**Dataset items**
----------
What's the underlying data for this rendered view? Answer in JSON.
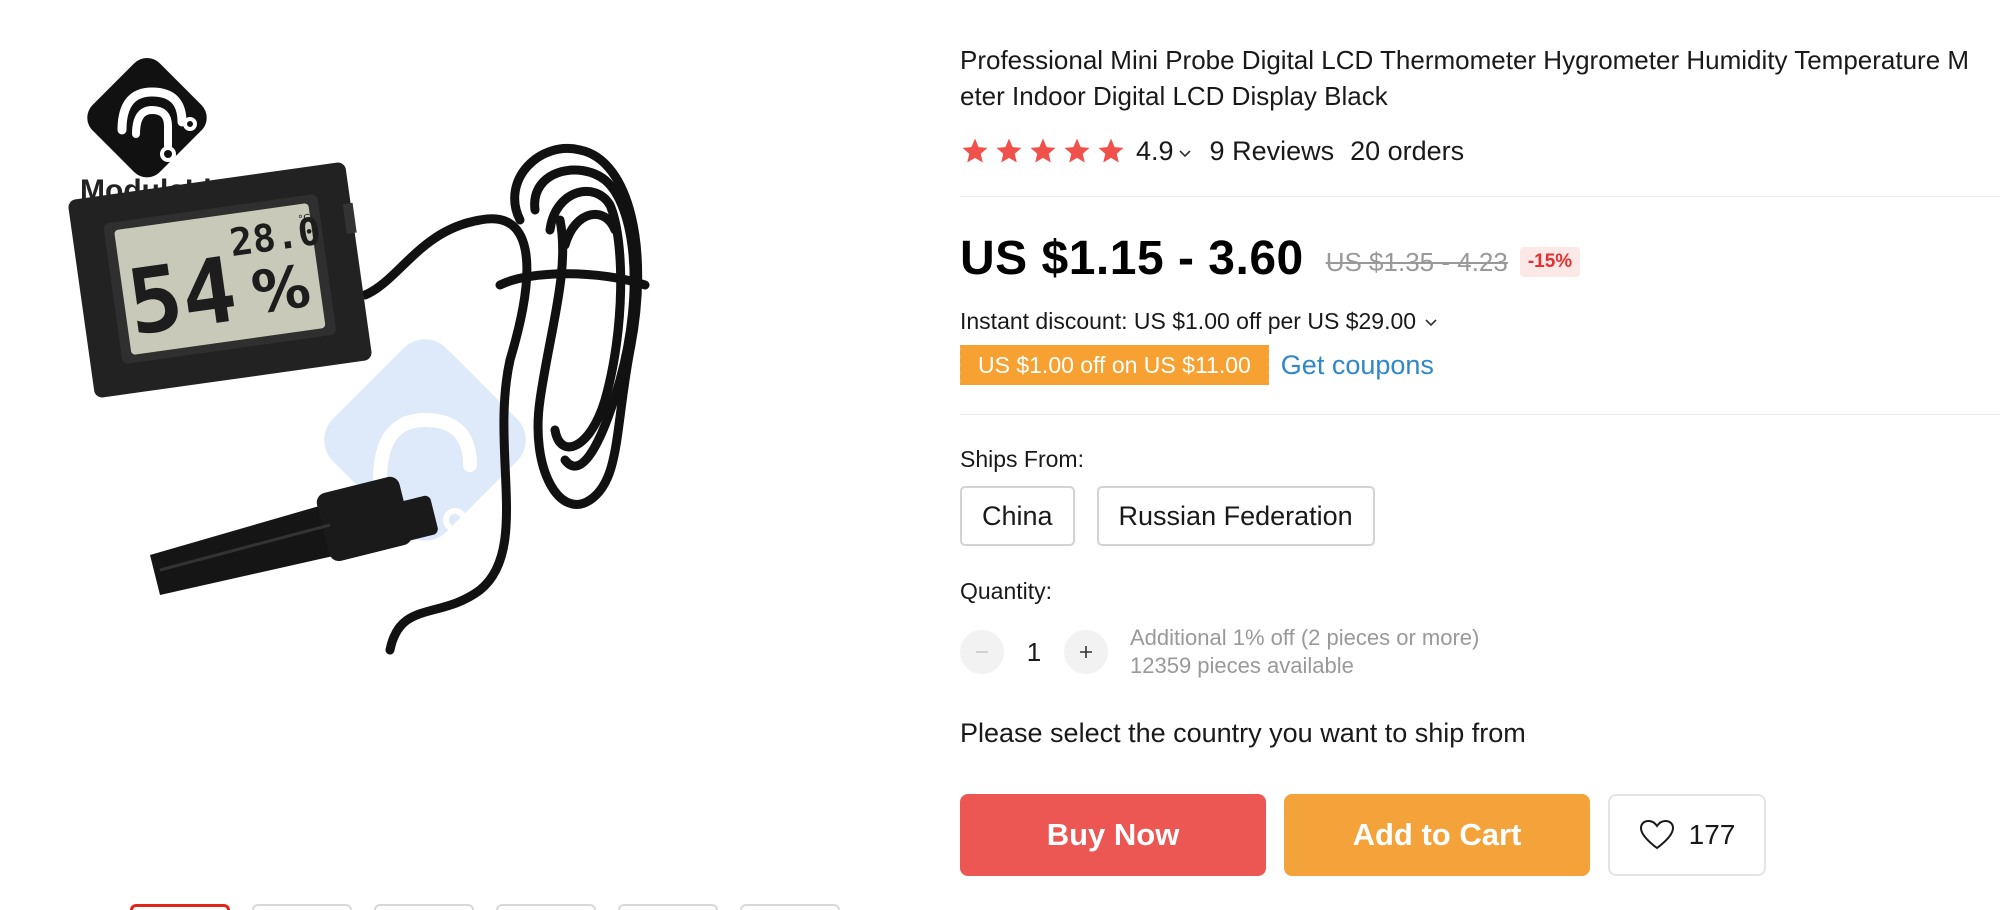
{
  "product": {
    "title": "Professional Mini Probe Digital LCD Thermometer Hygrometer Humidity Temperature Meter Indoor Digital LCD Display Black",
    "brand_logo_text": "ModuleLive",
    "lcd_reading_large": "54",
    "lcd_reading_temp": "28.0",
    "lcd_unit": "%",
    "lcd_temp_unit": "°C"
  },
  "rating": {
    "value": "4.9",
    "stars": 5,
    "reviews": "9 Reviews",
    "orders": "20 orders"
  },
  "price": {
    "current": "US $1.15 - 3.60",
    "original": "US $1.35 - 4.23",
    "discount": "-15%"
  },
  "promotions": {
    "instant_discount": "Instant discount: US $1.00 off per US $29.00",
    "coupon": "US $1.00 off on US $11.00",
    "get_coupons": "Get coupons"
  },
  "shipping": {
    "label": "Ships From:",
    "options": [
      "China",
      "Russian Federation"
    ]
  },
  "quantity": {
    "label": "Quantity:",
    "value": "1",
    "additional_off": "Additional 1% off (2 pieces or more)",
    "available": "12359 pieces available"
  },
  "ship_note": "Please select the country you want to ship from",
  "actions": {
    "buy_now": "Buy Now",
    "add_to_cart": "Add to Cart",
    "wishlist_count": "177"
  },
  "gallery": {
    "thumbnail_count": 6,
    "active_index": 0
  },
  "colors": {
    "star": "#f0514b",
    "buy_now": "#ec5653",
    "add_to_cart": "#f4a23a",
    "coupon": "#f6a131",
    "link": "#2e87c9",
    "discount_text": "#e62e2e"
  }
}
----------
**Task directions**
Omit the pictures, then output the rest of the listing exactly.

**Complete output**
What's the underlying data for this rendered view? Answer in JSON.
{
  "product": {
    "title": "Professional Mini Probe Digital LCD Thermometer Hygrometer Humidity Temperature Meter Indoor Digital LCD Display Black",
    "brand_logo_text": "ModuleLive",
    "lcd_reading_large": "54",
    "lcd_reading_temp": "28.0",
    "lcd_unit": "%",
    "lcd_temp_unit": "°C"
  },
  "rating": {
    "value": "4.9",
    "stars": 5,
    "reviews": "9 Reviews",
    "orders": "20 orders"
  },
  "price": {
    "current": "US $1.15 - 3.60",
    "original": "US $1.35 - 4.23",
    "discount": "-15%"
  },
  "promotions": {
    "instant_discount": "Instant discount: US $1.00 off per US $29.00",
    "coupon": "US $1.00 off on US $11.00",
    "get_coupons": "Get coupons"
  },
  "shipping": {
    "label": "Ships From:",
    "options": [
      "China",
      "Russian Federation"
    ]
  },
  "quantity": {
    "label": "Quantity:",
    "value": "1",
    "additional_off": "Additional 1% off (2 pieces or more)",
    "available": "12359 pieces available"
  },
  "ship_note": "Please select the country you want to ship from",
  "actions": {
    "buy_now": "Buy Now",
    "add_to_cart": "Add to Cart",
    "wishlist_count": "177"
  },
  "gallery": {
    "thumbnail_count": 6,
    "active_index": 0
  },
  "colors": {
    "star": "#f0514b",
    "buy_now": "#ec5653",
    "add_to_cart": "#f4a23a",
    "coupon": "#f6a131",
    "link": "#2e87c9",
    "discount_text": "#e62e2e"
  }
}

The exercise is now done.